**EXCERPT PROVIDED**
+===+
TTS interface

This document describes the use of the Readit TTS interface (Text-to-Speech).

For synthesis, there are two different ways to use the interface:

  1. Regular synthesis
    • Intended for producing shorter audio samples. Max 1000 characters.
    • The audio data is returned directly in the response.
  2. Batch synthesis
    • Intended for producing longer audio samples.
    • Batch synthesis is done with two different requests. The first request provides the text to be synthesized, which starts the synthesis in the background. Depending on the input length, this can take several minutes. The second request retrieves the audio data when it's ready.

Requests

Regular Synthesis

HTTP Request

POST https://api.aimater.com/tts/v1/synthesize

Request Body

Contains the input text to be synthesized in a JSON object.

{
  "input": {
    "text": string,
    "ssml": string
  },
  "inputConfig": {
    "phonemized": boolean
  },
  "voice": {
    "languageCode": string,
    "name": string
  },
  "audioConfig": {
    "audioEncoding": string,
    "speakingRate": number,
    "volumeGainDb": number
  },
  "responseConfig": {
    "responseType": string,
    "includePhonemizedText": boolean
  },
  "auth": {
    "key": string
  }
}

Request fields

  • input Input can be provided either as raw text or in SSML format.
    • text: string
      • Raw text to be synthesized. Maximum 1000 characters.
    • ssml: string
      • Input in SSML format. Maximum 1500 characters. See SSML.
  • inputConfig
    • phonemized: boolean
      • Whether the input text is already in phonemized form. Default is false.
      • Note! Not supported for English language.
  • voice
    • languageCode: string
      • Language code for the material to be synthesized. Options are fi, sv-fi and en. Default is fi.
    • name: string
      • If you have a custom voice, you can switch to it by providing the voice name here.
+===+
**EXERCISE INSTRUCTIONS**
A: From the Readit TTS documentation, reproduce the stretch from "For synthesis, there" through "when it's ready." word for word.
B: Summarize the Readit TTS documentation in two sentences.
C: Continue the Readit TTS documentation from the point where it stops.
+===+
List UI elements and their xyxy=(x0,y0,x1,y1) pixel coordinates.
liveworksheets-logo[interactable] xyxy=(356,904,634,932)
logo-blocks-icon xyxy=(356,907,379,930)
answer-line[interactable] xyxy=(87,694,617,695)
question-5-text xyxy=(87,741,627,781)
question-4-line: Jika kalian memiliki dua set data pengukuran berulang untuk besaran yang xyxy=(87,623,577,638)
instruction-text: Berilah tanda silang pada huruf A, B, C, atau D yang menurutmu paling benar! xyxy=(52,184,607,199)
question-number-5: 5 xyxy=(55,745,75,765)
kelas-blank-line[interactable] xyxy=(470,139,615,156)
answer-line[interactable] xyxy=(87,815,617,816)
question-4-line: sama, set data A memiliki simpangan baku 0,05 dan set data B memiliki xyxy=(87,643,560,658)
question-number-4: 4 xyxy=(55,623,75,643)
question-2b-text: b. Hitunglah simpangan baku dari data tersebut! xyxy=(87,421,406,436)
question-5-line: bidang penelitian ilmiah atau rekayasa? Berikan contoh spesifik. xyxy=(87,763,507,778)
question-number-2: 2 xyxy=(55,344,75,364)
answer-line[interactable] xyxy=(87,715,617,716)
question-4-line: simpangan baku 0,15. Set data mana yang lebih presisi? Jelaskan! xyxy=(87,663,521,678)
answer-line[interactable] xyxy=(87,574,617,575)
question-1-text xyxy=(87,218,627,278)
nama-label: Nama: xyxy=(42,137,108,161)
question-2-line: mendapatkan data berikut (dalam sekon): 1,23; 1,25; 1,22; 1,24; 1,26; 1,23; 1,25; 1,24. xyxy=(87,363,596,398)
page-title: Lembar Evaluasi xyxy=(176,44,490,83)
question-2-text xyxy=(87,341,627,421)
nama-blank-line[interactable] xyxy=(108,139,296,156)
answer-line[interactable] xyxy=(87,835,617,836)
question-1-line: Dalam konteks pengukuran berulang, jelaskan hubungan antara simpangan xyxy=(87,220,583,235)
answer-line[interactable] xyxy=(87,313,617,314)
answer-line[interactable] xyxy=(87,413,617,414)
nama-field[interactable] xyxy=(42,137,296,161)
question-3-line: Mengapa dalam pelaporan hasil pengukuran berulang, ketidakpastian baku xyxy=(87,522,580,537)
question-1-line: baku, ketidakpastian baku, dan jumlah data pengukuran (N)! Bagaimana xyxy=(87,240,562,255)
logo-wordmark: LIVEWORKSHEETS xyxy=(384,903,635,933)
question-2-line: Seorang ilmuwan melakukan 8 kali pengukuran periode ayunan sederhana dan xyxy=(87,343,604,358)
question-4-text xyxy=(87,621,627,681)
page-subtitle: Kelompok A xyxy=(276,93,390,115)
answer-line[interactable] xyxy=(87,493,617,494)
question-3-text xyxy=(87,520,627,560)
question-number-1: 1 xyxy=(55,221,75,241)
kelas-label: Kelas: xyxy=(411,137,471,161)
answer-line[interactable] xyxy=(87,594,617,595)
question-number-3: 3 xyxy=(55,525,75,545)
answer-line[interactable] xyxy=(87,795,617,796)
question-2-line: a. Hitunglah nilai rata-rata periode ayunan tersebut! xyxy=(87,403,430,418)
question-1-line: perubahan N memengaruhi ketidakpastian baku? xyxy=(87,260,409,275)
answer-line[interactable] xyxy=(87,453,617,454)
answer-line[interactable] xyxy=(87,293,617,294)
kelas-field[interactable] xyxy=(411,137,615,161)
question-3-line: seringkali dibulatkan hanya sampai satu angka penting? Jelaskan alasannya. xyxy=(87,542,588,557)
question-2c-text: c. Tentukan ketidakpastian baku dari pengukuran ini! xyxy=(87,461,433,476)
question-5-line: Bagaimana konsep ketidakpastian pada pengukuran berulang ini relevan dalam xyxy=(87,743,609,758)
+===+
**FINAL ANSWERS**
A:
For synthesis, there are two different ways to use the interface:

  1. Regular synthesis
    • Intended for producing shorter audio samples. Max 1000 characters.
    • The audio data is returned directly in the response.
  2. Batch synthesis
    • Intended for producing longer audio samples.
    • Batch synthesis is done with two different requests. The first request provides the text to be synthesized, which starts the synthesis in the background. Depending on the input length, this can take several minutes. The second request retrieves the audio data when it's ready.

B: The Readit TTS interface offers two ways to synthesize speech: regular synthesis returns shorter audio samples of up to 1000 characters directly in the response, while batch synthesis handles longer samples through one request that starts the work in the background and a second that retrieves the audio. Regular synthesis is done with a POST request carrying a JSON body, where input is given as raw text of up to 1000 characters or SSML of up to 1500 characters, and settings cover whether the input is already phonemized, the language code (fi, sv-fi or en) and an optional custom voice name.

C:
  • audioConfig
    • audioEncoding: string
      • Encoding of the synthesized audio. Options are WAV/LINEAR16, MP3 and RAW (WAV without header). Default is WAV.
    • speakingRate: number
      • Speed multiplier for synthesized audio between [0.5, 2.0]. Default is 1.0.
    • volumeGainDb: number
      • Volume gain in decibels for synthesized audio. Default is 0.0.
  • responseConfig
    • responseType: string
      • Response type. Options are JSON and BINARY. Default is JSON.
    • includePhonemizedText: boolean
      • Whether to return the phonemized form of the text along with the audio. Works only when responseType is JSON. Default is false.
      • Note! Not supported for English language.
  • auth
    • key: string
      • API authentication key. If missing or incorrect, HTTP code 401 is returned.

Response Body

The requested response type affects the response body. When the response type is binary, the body is directly synthesized data.

If the type is JSON, the body looks like this:

{
  "audioContent": string,
  "phonemizedText": string // Only if `includePhonemizedText` parameter was used.
}

Response fields

  • audioContent: string
    • Audio data base64 encoded.
  • phonemizedText: string
    • Input text in phonemized form from which the audio was generated.

Error Situations

In error situations, the response body is always JSON, even if the requested type was binary. In error situations, the response body contains an error response:

{
  "error": string,
  "errorCode": string,
  "status": number
}

Error response fields

  • error: string
    • Error message explaining what is not allowed in the given parameters.
  • errorCode: string
    • Error code corresponding to the error message.
  • status: number
    • HTTP status of the error response.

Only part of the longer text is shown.